>>>>>

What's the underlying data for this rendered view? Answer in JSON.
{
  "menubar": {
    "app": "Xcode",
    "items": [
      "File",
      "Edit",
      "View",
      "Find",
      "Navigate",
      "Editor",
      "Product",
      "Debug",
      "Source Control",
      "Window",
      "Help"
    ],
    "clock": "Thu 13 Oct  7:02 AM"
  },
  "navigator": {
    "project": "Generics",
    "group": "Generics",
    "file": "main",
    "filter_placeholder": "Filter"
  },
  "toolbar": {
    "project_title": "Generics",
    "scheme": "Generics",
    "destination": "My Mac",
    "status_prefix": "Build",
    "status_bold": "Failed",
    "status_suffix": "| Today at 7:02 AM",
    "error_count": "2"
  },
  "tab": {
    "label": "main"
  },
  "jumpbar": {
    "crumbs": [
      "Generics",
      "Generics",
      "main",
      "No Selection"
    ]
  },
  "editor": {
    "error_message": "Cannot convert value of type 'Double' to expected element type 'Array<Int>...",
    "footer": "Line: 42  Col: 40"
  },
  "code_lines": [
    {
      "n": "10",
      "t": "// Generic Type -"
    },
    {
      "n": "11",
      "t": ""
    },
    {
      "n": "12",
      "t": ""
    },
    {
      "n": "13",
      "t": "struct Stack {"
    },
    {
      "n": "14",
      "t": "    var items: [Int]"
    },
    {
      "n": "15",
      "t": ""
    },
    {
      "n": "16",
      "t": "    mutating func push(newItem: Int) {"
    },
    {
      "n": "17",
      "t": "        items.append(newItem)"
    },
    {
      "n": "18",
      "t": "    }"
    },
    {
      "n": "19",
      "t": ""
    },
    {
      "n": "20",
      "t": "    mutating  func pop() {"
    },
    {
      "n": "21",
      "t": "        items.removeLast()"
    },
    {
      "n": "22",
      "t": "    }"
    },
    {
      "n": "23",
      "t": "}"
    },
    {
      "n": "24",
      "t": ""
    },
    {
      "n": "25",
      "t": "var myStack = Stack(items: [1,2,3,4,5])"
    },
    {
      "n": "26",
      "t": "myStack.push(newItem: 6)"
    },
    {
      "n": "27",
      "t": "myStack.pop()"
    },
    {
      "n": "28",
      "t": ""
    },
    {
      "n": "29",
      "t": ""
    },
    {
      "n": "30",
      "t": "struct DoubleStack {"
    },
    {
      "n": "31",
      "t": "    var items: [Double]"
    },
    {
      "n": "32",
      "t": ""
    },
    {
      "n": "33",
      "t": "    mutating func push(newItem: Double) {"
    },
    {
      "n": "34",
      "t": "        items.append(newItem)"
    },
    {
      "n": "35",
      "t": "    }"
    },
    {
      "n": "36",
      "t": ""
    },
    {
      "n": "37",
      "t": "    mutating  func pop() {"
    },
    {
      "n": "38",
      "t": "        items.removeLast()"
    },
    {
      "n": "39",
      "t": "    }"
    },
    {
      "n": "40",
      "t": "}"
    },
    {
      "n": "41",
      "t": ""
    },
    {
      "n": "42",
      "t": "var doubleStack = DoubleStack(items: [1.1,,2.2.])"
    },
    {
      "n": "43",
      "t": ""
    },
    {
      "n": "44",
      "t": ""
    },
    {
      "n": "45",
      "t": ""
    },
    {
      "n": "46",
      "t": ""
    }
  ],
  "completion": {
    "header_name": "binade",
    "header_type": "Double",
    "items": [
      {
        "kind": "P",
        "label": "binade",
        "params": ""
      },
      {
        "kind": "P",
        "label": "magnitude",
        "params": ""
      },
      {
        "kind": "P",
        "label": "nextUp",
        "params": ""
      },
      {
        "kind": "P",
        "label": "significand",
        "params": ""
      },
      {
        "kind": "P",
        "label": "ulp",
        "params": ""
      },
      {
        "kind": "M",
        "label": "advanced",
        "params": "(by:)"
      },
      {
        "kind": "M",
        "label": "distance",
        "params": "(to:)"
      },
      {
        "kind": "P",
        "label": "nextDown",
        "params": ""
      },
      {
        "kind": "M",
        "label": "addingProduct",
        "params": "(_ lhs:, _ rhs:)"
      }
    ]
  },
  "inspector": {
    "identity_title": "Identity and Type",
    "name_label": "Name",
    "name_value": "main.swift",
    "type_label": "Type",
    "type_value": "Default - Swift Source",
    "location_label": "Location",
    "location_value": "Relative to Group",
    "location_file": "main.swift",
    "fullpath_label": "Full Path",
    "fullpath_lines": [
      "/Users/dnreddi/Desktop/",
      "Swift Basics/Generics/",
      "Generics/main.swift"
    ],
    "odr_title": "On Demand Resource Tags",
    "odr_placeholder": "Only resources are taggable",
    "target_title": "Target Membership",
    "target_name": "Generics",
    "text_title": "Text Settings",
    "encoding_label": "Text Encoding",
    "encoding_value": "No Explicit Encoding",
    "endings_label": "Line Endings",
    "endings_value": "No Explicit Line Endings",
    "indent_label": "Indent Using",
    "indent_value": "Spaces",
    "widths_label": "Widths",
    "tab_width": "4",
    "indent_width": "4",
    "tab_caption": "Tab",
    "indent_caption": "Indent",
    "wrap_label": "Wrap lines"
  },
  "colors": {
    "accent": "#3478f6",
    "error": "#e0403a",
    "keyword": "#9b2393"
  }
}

<<<<<

* [Exercise details]:
Repeat every record exactly as written, please.

* [Correct output]:
What's the underlying data for this rendered view? Answer in JSON.
{
  "menubar": {
    "app": "Xcode",
    "items": [
      "File",
      "Edit",
      "View",
      "Find",
      "Navigate",
      "Editor",
      "Product",
      "Debug",
      "Source Control",
      "Window",
      "Help"
    ],
    "clock": "Thu 13 Oct  7:02 AM"
  },
  "navigator": {
    "project": "Generics",
    "group": "Generics",
    "file": "main",
    "filter_placeholder": "Filter"
  },
  "toolbar": {
    "project_title": "Generics",
    "scheme": "Generics",
    "destination": "My Mac",
    "status_prefix": "Build",
    "status_bold": "Failed",
    "status_suffix": "| Today at 7:02 AM",
    "error_count": "2"
  },
  "tab": {
    "label": "main"
  },
  "jumpbar": {
    "crumbs": [
      "Generics",
      "Generics",
      "main",
      "No Selection"
    ]
  },
  "editor": {
    "error_message": "Cannot convert value of type 'Double' to expected element type 'Array<Int>...",
    "footer": "Line: 42  Col: 40"
  },
  "code_lines": [
    {
      "n": "10",
      "t": "// Generic Type -"
    },
    {
      "n": "11",
      "t": ""
    },
    {
      "n": "12",
      "t": ""
    },
    {
      "n": "13",
      "t": "struct Stack {"
    },
    {
      "n": "14",
      "t": "    var items: [Int]"
    },
    {
      "n": "15",
      "t": ""
    },
    {
      "n": "16",
      "t": "    mutating func push(newItem: Int) {"
    },
    {
      "n": "17",
      "t": "        items.append(newItem)"
    },
    {
      "n": "18",
      "t": "    }"
    },
    {
      "n": "19",
      "t": ""
    },
    {
      "n": "20",
      "t": "    mutating  func pop() {"
    },
    {
      "n": "21",
      "t": "        items.removeLast()"
    },
    {
      "n": "22",
      "t": "    }"
    },
    {
      "n": "23",
      "t": "}"
    },
    {
      "n": "24",
      "t": ""
    },
    {
      "n": "25",
      "t": "var myStack = Stack(items: [1,2,3,4,5])"
    },
    {
      "n": "26",
      "t": "myStack.push(newItem: 6)"
    },
    {
      "n": "27",
      "t": "myStack.pop()"
    },
    {
      "n": "28",
      "t": ""
    },
    {
      "n": "29",
      "t": ""
    },
    {
      "n": "30",
      "t": "struct DoubleStack {"
    },
    {
      "n": "31",
      "t": "    var items: [Double]"
    },
    {
      "n": "32",
      "t": ""
    },
    {
      "n": "33",
      "t": "    mutating func push(newItem: Double) {"
    },
    {
      "n": "34",
      "t": "        items.append(newItem)"
    },
    {
      "n": "35",
      "t": "    }"
    },
    {
      "n": "36",
      "t": ""
    },
    {
      "n": "37",
      "t": "    mutating  func pop() {"
    },
    {
      "n": "38",
      "t": "        items.removeLast()"
    },
    {
      "n": "39",
      "t": "    }"
    },
    {
      "n": "40",
      "t": "}"
    },
    {
      "n": "41",
      "t": ""
    },
    {
      "n": "42",
      "t": "var doubleStack = DoubleStack(items: [1.1,,2.2.])"
    },
    {
      "n": "43",
      "t": ""
    },
    {
      "n": "44",
      "t": ""
    },
    {
      "n": "45",
      "t": ""
    },
    {
      "n": "46",
      "t": ""
    }
  ],
  "completion": {
    "header_name": "binade",
    "header_type": "Double",
    "items": [
      {
        "kind": "P",
        "label": "binade",
        "params": ""
      },
      {
        "kind": "P",
        "label": "magnitude",
        "params": ""
      },
      {
        "kind": "P",
        "label": "nextUp",
        "params": ""
      },
      {
        "kind": "P",
        "label": "significand",
        "params": ""
      },
      {
        "kind": "P",
        "label": "ulp",
        "params": ""
      },
      {
        "kind": "M",
        "label": "advanced",
        "params": "(by:)"
      },
      {
        "kind": "M",
        "label": "distance",
        "params": "(to:)"
      },
      {
        "kind": "P",
        "label": "nextDown",
        "params": ""
      },
      {
        "kind": "M",
        "label": "addingProduct",
        "params": "(_ lhs:, _ rhs:)"
      }
    ]
  },
  "inspector": {
    "identity_title": "Identity and Type",
    "name_label": "Name",
    "name_value": "main.swift",
    "type_label": "Type",
    "type_value": "Default - Swift Source",
    "location_label": "Location",
    "location_value": "Relative to Group",
    "location_file": "main.swift",
    "fullpath_label": "Full Path",
    "fullpath_lines": [
      "/Users/dnreddi/Desktop/",
      "Swift Basics/Generics/",
      "Generics/main.swift"
    ],
    "odr_title": "On Demand Resource Tags",
    "odr_placeholder": "Only resources are taggable",
    "target_title": "Target Membership",
    "target_name": "Generics",
    "text_title": "Text Settings",
    "encoding_label": "Text Encoding",
    "encoding_value": "No Explicit Encoding",
    "endings_label": "Line Endings",
    "endings_value": "No Explicit Line Endings",
    "indent_label": "Indent Using",
    "indent_value": "Spaces",
    "widths_label": "Widths",
    "tab_width": "4",
    "indent_width": "4",
    "tab_caption": "Tab",
    "indent_caption": "Indent",
    "wrap_label": "Wrap lines"
  },
  "colors": {
    "accent": "#3478f6",
    "error": "#e0403a",
    "keyword": "#9b2393"
  }
}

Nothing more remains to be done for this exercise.